SOURCE EXCERPT:

* * * *

Chief Justice of South Africa
- In office November 2001 – June 2005
- President: Thabo Mbeki
- Deputy: Pius Langa
- Preceded by: Ismail Mahomed
- Succeeded by: Pius Langa

President of the Constitutional Court of South Africa
- In office June 1994 – November 2001
- President: Nelson Mandela
- Deputy: Pius Langa
- Preceded by: Office established

Personal details
- Born: 24 November 1931 Johannesburg, South Africa
- Died: 1 December 2012 (aged 81) Johannesburg, South Africa
- Resting place: Westpark Cemetery, Johannesburg
- Spouse: Lorraine Chaskalson
- Children: Matthew and Jerome
- Education: University of the Witwatersrand

= Arthur Chaskalson =

South African judge (1931–2012)

Arthur Chaskalson SCOB, (24 November 1931 – 1 December 2012) was President of the Constitutional Court of South Africa from 1994 to 2001 and Chief Justice of South Africa from 2001 to 2005. Chaskalson was a member of the defence team in the Rivonia Trial of 1963.

==Early life and career==
Born in Johannesburg, Chaskalson was educated at Hilton College and later graduated from the University of the Witwatersrand with a BCom (1952) and LLB Cum Laude (1954).

In 1963, Chaskalson, along with Bram Fischer, Joel Joffe, Harry Schwarz, George Bizos, Vernon Berrangé and Harold Hanson, was part of the former President Nelson Mandela's defence team in the Rivonia Trial, which saw Mandela sentenced to life imprisonment.

* * * *

DATA PROVIDED:
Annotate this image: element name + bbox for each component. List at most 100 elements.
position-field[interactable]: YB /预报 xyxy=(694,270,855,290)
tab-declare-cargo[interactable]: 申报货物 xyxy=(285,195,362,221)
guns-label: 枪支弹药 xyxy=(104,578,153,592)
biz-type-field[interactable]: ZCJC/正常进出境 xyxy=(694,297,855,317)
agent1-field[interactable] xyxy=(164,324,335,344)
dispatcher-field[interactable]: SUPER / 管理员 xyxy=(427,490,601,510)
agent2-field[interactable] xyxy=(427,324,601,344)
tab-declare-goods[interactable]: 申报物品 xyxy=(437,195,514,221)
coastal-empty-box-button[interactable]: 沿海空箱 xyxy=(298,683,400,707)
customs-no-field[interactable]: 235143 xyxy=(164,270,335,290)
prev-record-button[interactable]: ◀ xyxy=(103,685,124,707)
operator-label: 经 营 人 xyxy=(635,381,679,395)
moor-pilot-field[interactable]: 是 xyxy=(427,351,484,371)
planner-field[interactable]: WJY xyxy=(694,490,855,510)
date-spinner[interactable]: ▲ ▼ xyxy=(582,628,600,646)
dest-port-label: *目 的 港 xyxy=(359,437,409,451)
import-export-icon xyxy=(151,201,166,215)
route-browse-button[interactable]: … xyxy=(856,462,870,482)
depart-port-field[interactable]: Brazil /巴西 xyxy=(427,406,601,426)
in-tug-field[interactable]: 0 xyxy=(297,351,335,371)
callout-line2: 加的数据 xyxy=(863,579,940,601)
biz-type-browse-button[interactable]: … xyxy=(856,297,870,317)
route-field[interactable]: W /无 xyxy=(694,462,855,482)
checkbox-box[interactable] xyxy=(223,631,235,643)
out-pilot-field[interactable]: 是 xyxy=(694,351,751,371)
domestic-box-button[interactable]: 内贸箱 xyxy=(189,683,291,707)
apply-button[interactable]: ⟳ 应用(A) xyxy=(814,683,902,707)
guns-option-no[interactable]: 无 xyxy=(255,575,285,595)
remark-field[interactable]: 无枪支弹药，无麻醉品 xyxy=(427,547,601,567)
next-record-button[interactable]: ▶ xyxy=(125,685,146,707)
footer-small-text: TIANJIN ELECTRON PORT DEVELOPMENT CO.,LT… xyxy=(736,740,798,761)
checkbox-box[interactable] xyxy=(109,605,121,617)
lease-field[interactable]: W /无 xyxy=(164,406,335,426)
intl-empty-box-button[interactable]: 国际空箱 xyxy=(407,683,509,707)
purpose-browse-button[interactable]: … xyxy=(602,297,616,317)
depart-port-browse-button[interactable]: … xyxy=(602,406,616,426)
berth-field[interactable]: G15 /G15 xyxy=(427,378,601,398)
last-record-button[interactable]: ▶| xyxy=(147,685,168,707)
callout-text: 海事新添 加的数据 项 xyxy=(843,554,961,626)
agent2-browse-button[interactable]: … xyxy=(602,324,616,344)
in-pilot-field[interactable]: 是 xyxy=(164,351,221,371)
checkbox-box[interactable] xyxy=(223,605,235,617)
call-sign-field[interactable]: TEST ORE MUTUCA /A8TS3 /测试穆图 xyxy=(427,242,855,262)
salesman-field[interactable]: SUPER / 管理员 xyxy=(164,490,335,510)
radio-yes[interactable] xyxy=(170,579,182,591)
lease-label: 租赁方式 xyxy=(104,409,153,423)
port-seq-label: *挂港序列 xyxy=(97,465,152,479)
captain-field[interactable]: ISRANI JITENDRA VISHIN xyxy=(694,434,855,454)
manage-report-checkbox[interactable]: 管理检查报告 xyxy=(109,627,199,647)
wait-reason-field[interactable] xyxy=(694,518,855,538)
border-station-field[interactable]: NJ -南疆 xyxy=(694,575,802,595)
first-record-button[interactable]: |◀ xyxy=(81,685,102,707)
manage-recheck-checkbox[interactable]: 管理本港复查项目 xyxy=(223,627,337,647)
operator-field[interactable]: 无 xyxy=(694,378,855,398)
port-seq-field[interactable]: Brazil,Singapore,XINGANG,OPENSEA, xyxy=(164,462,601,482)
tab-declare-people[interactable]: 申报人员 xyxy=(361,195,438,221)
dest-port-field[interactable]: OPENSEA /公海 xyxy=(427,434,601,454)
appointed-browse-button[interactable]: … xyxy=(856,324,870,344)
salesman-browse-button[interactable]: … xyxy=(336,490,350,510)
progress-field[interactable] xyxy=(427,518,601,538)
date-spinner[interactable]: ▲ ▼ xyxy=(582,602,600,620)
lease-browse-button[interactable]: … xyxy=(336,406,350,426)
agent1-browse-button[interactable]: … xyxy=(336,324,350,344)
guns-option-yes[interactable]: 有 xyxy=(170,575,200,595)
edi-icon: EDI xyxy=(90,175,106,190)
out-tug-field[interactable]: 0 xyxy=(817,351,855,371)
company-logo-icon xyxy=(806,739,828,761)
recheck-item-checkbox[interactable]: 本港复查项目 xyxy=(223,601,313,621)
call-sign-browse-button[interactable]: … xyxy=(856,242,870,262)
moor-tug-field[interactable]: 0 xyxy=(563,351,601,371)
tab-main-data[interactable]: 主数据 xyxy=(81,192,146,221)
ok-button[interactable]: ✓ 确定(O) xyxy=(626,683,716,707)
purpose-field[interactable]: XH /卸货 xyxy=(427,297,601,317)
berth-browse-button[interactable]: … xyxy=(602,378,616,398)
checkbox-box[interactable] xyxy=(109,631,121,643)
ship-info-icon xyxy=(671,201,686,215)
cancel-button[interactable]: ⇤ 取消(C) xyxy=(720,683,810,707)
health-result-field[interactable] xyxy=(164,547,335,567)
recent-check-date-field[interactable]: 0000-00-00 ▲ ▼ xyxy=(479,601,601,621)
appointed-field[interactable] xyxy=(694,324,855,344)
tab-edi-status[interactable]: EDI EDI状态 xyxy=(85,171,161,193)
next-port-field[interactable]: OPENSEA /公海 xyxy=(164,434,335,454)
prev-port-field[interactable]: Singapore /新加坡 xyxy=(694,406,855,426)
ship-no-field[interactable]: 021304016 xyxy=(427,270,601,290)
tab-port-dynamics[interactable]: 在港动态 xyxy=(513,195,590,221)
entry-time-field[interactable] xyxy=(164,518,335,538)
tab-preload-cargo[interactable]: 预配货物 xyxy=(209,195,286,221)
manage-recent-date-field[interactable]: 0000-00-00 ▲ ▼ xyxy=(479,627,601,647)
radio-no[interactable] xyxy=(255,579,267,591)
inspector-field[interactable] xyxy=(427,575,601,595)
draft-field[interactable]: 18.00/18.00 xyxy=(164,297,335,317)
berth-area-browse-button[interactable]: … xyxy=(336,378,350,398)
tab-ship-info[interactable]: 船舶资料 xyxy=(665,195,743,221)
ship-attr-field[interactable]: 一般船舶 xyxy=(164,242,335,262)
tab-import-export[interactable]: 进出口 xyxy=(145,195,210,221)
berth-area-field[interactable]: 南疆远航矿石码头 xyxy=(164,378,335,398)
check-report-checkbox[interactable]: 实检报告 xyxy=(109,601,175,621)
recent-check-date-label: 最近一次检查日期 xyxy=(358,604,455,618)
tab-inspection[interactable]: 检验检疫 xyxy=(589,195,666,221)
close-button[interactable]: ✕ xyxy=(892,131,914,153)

* * * *

Return, word for word, the stretch of the Arthur Chaskalson biography from "South African judge" through "to life imprisonment.".

RESULT OF THIS TASK:
South African judge (1931–2012)

Arthur Chaskalson SCOB, (24 November 1931 – 1 December 2012) was President of the Constitutional Court of South Africa from 1994 to 2001 and Chief Justice of South Africa from 2001 to 2005. Chaskalson was a member of the defence team in the Rivonia Trial of 1963.

==Early life and career==
Born in Johannesburg, Chaskalson was educated at Hilton College and later graduated from the University of the Witwatersrand with a BCom (1952) and LLB Cum Laude (1954).

In 1963, Chaskalson, along with Bram Fischer, Joel Joffe, Harry Schwarz, George Bizos, Vernon Berrangé and Harold Hanson, was part of the former President Nelson Mandela's defence team in the Rivonia Trial, which saw Mandela sentenced to life imprisonment.